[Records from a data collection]
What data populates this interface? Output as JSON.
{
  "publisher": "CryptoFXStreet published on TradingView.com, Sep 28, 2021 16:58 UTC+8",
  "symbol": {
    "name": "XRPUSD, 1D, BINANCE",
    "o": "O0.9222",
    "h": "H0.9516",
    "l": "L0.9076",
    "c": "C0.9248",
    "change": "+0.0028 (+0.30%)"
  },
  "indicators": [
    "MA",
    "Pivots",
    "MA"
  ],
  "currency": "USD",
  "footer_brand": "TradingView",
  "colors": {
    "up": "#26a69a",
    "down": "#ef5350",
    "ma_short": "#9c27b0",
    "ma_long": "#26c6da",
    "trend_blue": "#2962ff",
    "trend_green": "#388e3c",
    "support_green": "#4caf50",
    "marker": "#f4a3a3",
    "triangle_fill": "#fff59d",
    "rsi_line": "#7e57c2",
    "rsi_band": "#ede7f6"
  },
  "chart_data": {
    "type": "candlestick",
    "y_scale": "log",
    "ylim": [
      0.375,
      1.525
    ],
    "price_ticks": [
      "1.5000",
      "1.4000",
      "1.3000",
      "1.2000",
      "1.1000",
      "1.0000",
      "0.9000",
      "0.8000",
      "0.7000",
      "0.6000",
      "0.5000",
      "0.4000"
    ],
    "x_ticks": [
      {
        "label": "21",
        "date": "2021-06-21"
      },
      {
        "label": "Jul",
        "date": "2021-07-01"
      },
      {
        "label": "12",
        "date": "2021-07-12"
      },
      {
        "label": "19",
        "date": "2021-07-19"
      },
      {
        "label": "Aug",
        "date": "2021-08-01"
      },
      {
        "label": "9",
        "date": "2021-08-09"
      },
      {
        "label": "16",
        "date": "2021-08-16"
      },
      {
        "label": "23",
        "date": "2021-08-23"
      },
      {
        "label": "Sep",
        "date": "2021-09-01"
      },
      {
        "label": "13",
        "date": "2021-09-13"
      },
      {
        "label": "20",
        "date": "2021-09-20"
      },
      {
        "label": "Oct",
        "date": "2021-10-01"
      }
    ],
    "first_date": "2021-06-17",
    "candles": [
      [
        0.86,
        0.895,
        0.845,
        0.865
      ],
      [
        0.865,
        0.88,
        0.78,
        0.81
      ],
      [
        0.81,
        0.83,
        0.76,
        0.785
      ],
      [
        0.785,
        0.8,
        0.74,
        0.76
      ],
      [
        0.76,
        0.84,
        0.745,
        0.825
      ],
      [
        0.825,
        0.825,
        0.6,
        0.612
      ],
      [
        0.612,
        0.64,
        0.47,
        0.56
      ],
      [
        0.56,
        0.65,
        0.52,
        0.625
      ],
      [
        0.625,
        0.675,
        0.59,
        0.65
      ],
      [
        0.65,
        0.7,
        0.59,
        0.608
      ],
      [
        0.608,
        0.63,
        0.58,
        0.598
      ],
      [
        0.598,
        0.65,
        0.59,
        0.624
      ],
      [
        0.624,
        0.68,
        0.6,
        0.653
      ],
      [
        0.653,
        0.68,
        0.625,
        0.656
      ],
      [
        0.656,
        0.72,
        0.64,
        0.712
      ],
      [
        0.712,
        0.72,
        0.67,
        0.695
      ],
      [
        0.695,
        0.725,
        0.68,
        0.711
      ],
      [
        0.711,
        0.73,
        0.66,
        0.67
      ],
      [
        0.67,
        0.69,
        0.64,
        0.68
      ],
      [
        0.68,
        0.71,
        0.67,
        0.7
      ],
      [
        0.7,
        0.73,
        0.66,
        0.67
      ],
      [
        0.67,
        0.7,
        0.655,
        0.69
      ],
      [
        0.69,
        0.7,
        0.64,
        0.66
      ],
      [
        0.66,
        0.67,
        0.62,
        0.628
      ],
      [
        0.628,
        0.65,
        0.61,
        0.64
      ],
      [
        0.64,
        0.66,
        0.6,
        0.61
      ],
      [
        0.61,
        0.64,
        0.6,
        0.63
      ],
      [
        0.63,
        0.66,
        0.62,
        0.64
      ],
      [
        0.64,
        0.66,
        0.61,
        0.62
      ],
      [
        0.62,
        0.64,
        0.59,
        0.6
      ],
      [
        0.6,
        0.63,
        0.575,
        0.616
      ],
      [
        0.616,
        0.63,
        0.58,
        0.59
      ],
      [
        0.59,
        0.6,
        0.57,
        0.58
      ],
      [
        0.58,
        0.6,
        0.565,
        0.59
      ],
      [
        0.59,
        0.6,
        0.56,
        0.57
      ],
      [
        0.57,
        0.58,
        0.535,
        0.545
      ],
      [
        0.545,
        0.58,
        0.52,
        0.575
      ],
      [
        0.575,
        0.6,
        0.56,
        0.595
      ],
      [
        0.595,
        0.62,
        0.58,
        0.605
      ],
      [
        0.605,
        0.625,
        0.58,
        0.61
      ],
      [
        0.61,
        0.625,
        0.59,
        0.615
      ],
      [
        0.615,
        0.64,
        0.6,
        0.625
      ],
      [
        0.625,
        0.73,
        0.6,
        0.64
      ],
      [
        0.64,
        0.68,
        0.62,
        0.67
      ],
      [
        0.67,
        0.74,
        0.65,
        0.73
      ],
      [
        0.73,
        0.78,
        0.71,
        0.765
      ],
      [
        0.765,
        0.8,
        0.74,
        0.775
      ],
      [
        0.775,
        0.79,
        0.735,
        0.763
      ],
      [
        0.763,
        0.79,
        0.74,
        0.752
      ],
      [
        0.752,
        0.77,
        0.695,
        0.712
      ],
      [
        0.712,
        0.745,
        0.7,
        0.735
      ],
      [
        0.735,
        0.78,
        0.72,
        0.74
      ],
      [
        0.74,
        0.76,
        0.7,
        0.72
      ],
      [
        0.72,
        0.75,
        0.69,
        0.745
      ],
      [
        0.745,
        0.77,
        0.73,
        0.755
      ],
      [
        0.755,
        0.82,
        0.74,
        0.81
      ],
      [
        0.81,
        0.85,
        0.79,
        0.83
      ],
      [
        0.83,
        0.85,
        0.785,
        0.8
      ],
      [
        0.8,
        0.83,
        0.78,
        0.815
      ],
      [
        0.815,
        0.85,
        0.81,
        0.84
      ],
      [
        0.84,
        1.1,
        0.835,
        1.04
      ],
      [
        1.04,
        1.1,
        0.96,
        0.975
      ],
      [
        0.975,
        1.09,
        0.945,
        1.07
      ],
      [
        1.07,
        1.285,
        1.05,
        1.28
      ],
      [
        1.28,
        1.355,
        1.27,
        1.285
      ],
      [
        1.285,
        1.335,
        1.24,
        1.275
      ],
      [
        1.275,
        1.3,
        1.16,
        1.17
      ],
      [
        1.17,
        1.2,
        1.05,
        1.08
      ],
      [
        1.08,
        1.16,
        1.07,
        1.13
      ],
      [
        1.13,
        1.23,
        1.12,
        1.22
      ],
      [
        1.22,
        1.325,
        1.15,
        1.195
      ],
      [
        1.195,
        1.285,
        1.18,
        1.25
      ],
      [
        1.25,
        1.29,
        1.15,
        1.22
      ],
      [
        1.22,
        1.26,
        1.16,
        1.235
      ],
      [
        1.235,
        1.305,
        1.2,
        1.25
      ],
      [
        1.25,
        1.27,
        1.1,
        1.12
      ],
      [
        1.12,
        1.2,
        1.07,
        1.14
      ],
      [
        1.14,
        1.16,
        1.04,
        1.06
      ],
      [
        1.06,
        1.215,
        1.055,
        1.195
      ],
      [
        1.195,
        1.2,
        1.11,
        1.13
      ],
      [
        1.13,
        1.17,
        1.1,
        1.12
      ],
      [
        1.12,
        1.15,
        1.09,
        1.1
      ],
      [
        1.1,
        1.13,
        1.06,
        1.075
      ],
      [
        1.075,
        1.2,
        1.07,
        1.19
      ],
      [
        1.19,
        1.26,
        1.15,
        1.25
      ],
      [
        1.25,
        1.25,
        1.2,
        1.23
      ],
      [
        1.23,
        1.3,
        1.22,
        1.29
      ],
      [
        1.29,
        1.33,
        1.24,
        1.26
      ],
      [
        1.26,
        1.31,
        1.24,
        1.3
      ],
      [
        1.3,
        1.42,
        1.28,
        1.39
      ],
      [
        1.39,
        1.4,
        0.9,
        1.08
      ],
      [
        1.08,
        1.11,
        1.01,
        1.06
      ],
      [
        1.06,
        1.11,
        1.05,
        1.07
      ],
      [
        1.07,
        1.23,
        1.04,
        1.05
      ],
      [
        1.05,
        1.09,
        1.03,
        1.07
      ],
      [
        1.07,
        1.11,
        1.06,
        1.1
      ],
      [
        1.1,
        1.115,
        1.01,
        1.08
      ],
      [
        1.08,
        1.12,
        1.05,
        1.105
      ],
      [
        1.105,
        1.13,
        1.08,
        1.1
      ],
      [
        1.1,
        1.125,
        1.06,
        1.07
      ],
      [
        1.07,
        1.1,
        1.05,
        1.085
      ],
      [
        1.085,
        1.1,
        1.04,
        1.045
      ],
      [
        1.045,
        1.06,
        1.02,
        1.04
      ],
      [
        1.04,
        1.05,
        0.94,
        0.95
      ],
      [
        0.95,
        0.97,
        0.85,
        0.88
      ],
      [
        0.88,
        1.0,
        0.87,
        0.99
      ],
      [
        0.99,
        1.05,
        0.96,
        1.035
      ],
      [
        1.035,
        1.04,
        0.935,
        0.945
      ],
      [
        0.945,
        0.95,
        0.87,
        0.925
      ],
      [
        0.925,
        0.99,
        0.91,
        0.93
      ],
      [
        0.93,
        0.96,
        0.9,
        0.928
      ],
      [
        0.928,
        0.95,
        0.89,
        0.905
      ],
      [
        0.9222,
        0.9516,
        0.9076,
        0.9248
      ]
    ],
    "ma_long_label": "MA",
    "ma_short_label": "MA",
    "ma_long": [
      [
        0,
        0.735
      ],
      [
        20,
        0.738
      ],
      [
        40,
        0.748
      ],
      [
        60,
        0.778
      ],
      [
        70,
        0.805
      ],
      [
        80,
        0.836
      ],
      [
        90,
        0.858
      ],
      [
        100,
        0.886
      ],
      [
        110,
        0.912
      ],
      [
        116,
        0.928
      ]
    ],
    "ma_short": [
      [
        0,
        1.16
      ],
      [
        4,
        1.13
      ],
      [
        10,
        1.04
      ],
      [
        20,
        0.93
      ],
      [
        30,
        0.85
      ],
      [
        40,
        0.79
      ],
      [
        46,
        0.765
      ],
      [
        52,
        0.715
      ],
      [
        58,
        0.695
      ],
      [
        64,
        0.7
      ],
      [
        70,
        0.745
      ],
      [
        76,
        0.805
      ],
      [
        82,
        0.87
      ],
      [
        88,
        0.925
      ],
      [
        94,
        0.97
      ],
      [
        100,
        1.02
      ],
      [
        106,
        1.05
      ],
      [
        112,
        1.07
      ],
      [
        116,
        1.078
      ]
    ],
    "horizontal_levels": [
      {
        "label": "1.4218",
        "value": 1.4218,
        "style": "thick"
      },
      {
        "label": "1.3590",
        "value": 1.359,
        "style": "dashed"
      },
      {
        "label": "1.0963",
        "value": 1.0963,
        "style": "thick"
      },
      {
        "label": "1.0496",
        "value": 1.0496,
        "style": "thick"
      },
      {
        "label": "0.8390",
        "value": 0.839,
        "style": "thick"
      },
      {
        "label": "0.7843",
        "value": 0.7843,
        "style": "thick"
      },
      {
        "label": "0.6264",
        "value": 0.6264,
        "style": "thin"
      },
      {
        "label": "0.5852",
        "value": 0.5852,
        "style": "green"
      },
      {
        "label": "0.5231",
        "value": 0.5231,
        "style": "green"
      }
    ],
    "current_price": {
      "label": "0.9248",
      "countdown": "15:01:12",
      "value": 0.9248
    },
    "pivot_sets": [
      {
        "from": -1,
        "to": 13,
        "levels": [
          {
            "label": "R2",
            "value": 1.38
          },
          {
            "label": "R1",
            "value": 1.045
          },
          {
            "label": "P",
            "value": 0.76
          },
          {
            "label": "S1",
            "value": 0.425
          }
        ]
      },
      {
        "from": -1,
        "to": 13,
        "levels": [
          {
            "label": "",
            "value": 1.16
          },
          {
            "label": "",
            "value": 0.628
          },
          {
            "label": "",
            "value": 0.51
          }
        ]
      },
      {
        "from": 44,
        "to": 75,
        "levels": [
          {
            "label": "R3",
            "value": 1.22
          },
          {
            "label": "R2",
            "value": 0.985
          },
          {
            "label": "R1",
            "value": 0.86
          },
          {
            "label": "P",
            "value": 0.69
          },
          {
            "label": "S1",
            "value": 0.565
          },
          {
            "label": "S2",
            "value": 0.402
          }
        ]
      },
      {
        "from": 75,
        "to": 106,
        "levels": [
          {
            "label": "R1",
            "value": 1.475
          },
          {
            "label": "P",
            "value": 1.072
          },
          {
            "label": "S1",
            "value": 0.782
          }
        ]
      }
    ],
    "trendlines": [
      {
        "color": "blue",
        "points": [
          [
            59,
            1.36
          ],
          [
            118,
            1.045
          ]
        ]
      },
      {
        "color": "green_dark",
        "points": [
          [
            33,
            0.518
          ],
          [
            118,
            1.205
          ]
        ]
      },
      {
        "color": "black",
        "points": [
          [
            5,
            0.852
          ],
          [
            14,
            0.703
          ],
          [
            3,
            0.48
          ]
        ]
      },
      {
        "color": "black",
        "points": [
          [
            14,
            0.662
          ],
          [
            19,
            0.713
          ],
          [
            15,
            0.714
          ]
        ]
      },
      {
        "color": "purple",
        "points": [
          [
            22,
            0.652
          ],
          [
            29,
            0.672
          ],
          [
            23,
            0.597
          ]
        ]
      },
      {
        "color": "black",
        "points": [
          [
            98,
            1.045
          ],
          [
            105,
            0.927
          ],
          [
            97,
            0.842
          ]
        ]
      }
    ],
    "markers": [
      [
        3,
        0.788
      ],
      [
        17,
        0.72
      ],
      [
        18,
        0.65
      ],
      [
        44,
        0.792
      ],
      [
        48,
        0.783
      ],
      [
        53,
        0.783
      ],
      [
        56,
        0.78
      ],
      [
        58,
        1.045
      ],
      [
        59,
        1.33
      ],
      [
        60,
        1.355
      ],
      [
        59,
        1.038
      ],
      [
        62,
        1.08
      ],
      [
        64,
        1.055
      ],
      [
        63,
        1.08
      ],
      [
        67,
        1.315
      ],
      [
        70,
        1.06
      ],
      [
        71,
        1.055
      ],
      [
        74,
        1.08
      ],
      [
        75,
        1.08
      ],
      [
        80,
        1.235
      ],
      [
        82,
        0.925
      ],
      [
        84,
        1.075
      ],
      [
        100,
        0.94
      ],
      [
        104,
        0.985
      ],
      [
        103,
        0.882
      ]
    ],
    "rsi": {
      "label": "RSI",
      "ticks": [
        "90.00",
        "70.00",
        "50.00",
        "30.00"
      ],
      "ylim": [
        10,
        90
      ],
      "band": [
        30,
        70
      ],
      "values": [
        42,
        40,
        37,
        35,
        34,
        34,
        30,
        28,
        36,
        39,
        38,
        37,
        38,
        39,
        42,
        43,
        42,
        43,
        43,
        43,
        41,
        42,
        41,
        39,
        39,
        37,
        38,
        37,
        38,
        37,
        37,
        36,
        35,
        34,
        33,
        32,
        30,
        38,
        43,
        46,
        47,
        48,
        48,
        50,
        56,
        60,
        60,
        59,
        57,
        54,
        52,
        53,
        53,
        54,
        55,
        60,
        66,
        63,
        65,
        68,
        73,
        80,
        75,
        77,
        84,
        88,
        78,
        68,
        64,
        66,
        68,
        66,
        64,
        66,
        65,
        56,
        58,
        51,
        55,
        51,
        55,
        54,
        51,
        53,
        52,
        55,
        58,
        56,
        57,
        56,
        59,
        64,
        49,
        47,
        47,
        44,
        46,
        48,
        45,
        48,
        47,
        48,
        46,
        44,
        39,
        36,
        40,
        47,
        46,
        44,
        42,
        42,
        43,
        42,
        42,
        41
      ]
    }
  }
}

- [Required task]: Within the listing above, work out how many lines contain the string "TradingView", and reply with that number only.

- [Task solution]: 2